* EXERCISE DESCRIPTION:
In your copy, leave out the pictures and repeat the entries below exactly.

* DATA FOR ANALYSIS:

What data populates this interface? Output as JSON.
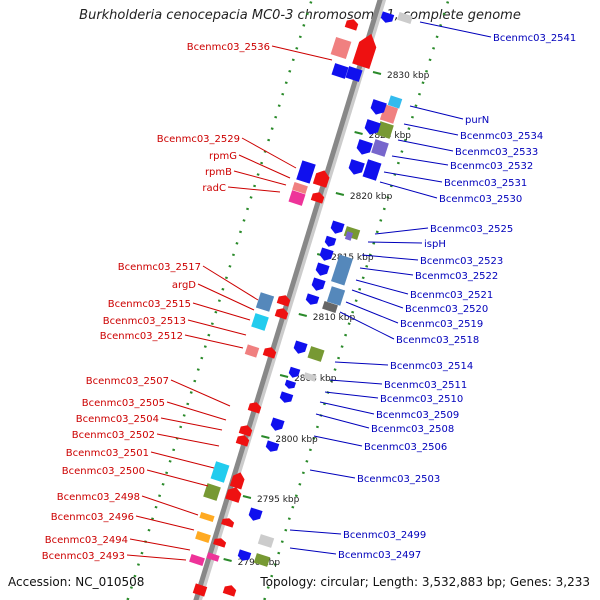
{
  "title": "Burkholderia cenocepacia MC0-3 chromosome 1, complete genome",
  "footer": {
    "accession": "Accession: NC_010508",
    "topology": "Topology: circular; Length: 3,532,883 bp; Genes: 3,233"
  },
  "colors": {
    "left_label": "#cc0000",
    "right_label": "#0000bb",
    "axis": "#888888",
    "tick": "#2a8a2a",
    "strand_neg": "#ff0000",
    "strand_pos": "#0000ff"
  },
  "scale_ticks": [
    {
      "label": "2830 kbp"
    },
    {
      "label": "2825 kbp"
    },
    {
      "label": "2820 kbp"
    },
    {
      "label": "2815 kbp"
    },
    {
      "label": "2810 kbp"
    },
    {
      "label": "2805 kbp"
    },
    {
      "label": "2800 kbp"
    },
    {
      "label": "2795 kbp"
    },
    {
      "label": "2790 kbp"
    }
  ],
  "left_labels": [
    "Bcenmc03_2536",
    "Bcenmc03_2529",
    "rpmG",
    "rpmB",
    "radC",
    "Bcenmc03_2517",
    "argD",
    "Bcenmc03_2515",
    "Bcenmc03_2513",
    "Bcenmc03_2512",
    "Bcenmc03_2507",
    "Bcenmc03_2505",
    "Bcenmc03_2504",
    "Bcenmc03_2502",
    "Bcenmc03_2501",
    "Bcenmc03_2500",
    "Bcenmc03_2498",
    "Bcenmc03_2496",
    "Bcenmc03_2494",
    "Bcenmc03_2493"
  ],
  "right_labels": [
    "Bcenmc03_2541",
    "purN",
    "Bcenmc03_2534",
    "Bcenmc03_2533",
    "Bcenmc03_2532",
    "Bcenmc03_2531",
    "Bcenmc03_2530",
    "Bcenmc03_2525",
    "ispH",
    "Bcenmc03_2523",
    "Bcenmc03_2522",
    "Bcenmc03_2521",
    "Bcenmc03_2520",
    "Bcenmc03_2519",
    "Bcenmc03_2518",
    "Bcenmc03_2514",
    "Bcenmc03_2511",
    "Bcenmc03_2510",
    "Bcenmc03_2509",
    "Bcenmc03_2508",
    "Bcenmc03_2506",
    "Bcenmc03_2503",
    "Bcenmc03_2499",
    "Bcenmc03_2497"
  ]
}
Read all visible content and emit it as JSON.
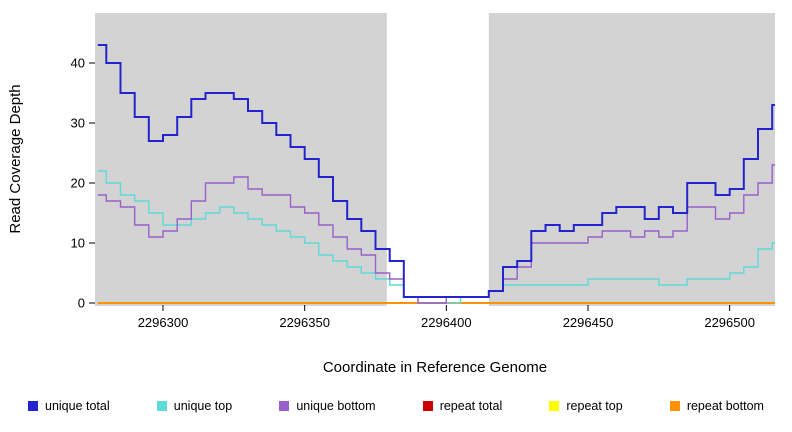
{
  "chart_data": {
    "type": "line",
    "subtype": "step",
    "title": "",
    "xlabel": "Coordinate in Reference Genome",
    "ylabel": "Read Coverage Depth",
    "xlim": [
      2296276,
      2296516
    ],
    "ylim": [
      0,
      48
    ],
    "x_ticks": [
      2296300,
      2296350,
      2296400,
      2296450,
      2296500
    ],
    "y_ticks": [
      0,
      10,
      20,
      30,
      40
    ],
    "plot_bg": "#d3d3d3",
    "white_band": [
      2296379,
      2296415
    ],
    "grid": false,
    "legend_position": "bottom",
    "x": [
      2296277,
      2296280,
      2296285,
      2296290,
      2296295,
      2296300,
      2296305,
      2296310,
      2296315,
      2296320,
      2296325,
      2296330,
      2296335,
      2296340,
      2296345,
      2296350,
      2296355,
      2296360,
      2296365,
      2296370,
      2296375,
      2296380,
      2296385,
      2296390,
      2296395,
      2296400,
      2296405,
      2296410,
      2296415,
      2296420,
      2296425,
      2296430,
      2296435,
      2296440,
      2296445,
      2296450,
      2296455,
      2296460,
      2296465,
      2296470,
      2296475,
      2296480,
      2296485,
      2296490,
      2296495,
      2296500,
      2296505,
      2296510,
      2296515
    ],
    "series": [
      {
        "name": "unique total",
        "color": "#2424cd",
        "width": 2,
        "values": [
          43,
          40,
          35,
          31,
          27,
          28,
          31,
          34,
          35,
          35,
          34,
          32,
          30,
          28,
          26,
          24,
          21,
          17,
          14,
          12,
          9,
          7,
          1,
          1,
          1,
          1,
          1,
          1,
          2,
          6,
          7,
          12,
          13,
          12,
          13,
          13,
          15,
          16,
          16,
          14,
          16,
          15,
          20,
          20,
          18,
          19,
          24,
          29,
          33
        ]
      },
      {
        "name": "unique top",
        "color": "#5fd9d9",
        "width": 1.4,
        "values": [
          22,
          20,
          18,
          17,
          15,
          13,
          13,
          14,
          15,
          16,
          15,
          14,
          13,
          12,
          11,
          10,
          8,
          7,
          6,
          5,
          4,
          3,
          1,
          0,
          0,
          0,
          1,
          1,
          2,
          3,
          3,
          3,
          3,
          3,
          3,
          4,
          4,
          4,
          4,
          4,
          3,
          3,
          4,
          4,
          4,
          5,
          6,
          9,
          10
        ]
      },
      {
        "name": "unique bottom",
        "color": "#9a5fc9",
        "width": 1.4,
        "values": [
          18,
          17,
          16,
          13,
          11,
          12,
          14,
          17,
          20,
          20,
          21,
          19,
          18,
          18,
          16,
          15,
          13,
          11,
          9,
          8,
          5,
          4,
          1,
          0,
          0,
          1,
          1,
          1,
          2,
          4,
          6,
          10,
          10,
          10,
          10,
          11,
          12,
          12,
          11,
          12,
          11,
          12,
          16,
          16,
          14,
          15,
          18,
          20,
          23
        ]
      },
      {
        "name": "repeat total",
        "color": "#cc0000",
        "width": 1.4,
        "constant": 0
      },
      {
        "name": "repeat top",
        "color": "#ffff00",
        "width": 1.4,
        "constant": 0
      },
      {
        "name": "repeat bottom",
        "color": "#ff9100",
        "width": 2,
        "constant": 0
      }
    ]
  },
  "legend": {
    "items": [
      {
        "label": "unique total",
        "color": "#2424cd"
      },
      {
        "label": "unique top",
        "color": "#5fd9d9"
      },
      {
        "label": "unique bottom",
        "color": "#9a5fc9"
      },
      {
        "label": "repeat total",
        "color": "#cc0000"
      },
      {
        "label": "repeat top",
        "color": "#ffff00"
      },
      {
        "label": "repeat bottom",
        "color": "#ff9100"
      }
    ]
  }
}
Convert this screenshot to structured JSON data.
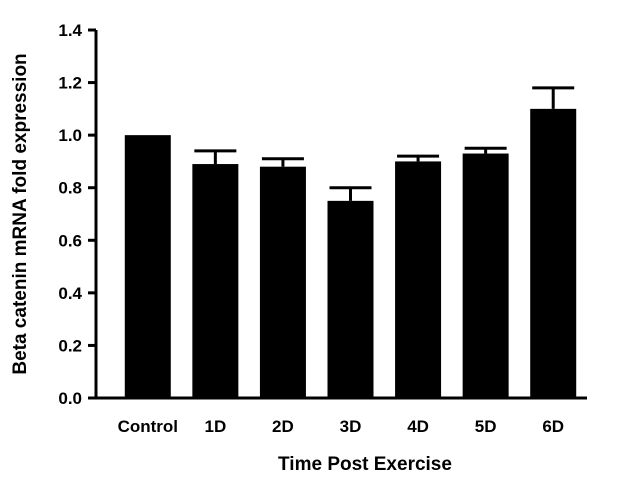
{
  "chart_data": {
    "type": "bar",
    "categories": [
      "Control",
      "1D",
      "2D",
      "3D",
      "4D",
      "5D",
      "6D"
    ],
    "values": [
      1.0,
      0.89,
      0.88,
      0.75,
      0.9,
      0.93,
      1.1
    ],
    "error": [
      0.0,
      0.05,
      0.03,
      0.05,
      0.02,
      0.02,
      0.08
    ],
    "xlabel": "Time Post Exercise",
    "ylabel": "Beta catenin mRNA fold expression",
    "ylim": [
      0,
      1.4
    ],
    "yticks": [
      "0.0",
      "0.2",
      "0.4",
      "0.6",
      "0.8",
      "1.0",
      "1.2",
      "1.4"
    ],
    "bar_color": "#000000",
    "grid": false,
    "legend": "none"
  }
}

* EXERCISE RESULT:
What data populates this interface? Output as JSON.
{
  "title": "Burkholderia cenocepacia MC0-3 chromosome 1, complete genome",
  "footer": {
    "accession": "Accession: NC_010508",
    "topology": "Topology: circular; Length: 3,532,883 bp; Genes: 3,233"
  },
  "colors": {
    "left_label": "#cc0000",
    "right_label": "#0000bb",
    "axis": "#888888",
    "tick": "#2a8a2a",
    "strand_neg": "#ff0000",
    "strand_pos": "#0000ff"
  },
  "scale_ticks": [
    {
      "label": "2830 kbp"
    },
    {
      "label": "2825 kbp"
    },
    {
      "label": "2820 kbp"
    },
    {
      "label": "2815 kbp"
    },
    {
      "label": "2810 kbp"
    },
    {
      "label": "2805 kbp"
    },
    {
      "label": "2800 kbp"
    },
    {
      "label": "2795 kbp"
    },
    {
      "label": "2790 kbp"
    }
  ],
  "left_labels": [
    "Bcenmc03_2536",
    "Bcenmc03_2529",
    "rpmG",
    "rpmB",
    "radC",
    "Bcenmc03_2517",
    "argD",
    "Bcenmc03_2515",
    "Bcenmc03_2513",
    "Bcenmc03_2512",
    "Bcenmc03_2507",
    "Bcenmc03_2505",
    "Bcenmc03_2504",
    "Bcenmc03_2502",
    "Bcenmc03_2501",
    "Bcenmc03_2500",
    "Bcenmc03_2498",
    "Bcenmc03_2496",
    "Bcenmc03_2494",
    "Bcenmc03_2493"
  ],
  "right_labels": [
    "Bcenmc03_2541",
    "purN",
    "Bcenmc03_2534",
    "Bcenmc03_2533",
    "Bcenmc03_2532",
    "Bcenmc03_2531",
    "Bcenmc03_2530",
    "Bcenmc03_2525",
    "ispH",
    "Bcenmc03_2523",
    "Bcenmc03_2522",
    "Bcenmc03_2521",
    "Bcenmc03_2520",
    "Bcenmc03_2519",
    "Bcenmc03_2518",
    "Bcenmc03_2514",
    "Bcenmc03_2511",
    "Bcenmc03_2510",
    "Bcenmc03_2509",
    "Bcenmc03_2508",
    "Bcenmc03_2506",
    "Bcenmc03_2503",
    "Bcenmc03_2499",
    "Bcenmc03_2497"
  ]
}
Read all visible content and emit it as JSON.
{
  "chart_data": {
    "type": "line",
    "subtype": "step",
    "title": "",
    "xlabel": "Coordinate in Reference Genome",
    "ylabel": "Read Coverage Depth",
    "xlim": [
      2296276,
      2296516
    ],
    "ylim": [
      0,
      48
    ],
    "x_ticks": [
      2296300,
      2296350,
      2296400,
      2296450,
      2296500
    ],
    "y_ticks": [
      0,
      10,
      20,
      30,
      40
    ],
    "plot_bg": "#d3d3d3",
    "white_band": [
      2296379,
      2296415
    ],
    "grid": false,
    "legend_position": "bottom",
    "x": [
      2296277,
      2296280,
      2296285,
      2296290,
      2296295,
      2296300,
      2296305,
      2296310,
      2296315,
      2296320,
      2296325,
      2296330,
      2296335,
      2296340,
      2296345,
      2296350,
      2296355,
      2296360,
      2296365,
      2296370,
      2296375,
      2296380,
      2296385,
      2296390,
      2296395,
      2296400,
      2296405,
      2296410,
      2296415,
      2296420,
      2296425,
      2296430,
      2296435,
      2296440,
      2296445,
      2296450,
      2296455,
      2296460,
      2296465,
      2296470,
      2296475,
      2296480,
      2296485,
      2296490,
      2296495,
      2296500,
      2296505,
      2296510,
      2296515
    ],
    "series": [
      {
        "name": "unique total",
        "color": "#2424cd",
        "width": 2,
        "values": [
          43,
          40,
          35,
          31,
          27,
          28,
          31,
          34,
          35,
          35,
          34,
          32,
          30,
          28,
          26,
          24,
          21,
          17,
          14,
          12,
          9,
          7,
          1,
          1,
          1,
          1,
          1,
          1,
          2,
          6,
          7,
          12,
          13,
          12,
          13,
          13,
          15,
          16,
          16,
          14,
          16,
          15,
          20,
          20,
          18,
          19,
          24,
          29,
          33
        ]
      },
      {
        "name": "unique top",
        "color": "#5fd9d9",
        "width": 1.4,
        "values": [
          22,
          20,
          18,
          17,
          15,
          13,
          13,
          14,
          15,
          16,
          15,
          14,
          13,
          12,
          11,
          10,
          8,
          7,
          6,
          5,
          4,
          3,
          1,
          0,
          0,
          0,
          1,
          1,
          2,
          3,
          3,
          3,
          3,
          3,
          3,
          4,
          4,
          4,
          4,
          4,
          3,
          3,
          4,
          4,
          4,
          5,
          6,
          9,
          10
        ]
      },
      {
        "name": "unique bottom",
        "color": "#9a5fc9",
        "width": 1.4,
        "values": [
          18,
          17,
          16,
          13,
          11,
          12,
          14,
          17,
          20,
          20,
          21,
          19,
          18,
          18,
          16,
          15,
          13,
          11,
          9,
          8,
          5,
          4,
          1,
          0,
          0,
          1,
          1,
          1,
          2,
          4,
          6,
          10,
          10,
          10,
          10,
          11,
          12,
          12,
          11,
          12,
          11,
          12,
          16,
          16,
          14,
          15,
          18,
          20,
          23
        ]
      },
      {
        "name": "repeat total",
        "color": "#cc0000",
        "width": 1.4,
        "constant": 0
      },
      {
        "name": "repeat top",
        "color": "#ffff00",
        "width": 1.4,
        "constant": 0
      },
      {
        "name": "repeat bottom",
        "color": "#ff9100",
        "width": 2,
        "constant": 0
      }
    ]
  },
  "legend": {
    "items": [
      {
        "label": "unique total",
        "color": "#2424cd"
      },
      {
        "label": "unique top",
        "color": "#5fd9d9"
      },
      {
        "label": "unique bottom",
        "color": "#9a5fc9"
      },
      {
        "label": "repeat total",
        "color": "#cc0000"
      },
      {
        "label": "repeat top",
        "color": "#ffff00"
      },
      {
        "label": "repeat bottom",
        "color": "#ff9100"
      }
    ]
  }
}
Convert this screenshot to structured JSON data.
{
  "chart_data": {
    "type": "bar",
    "categories": [
      "Control",
      "1D",
      "2D",
      "3D",
      "4D",
      "5D",
      "6D"
    ],
    "values": [
      1.0,
      0.89,
      0.88,
      0.75,
      0.9,
      0.93,
      1.1
    ],
    "error": [
      0.0,
      0.05,
      0.03,
      0.05,
      0.02,
      0.02,
      0.08
    ],
    "xlabel": "Time Post Exercise",
    "ylabel": "Beta catenin mRNA fold expression",
    "ylim": [
      0,
      1.4
    ],
    "yticks": [
      "0.0",
      "0.2",
      "0.4",
      "0.6",
      "0.8",
      "1.0",
      "1.2",
      "1.4"
    ],
    "bar_color": "#000000",
    "grid": false,
    "legend": "none"
  }
}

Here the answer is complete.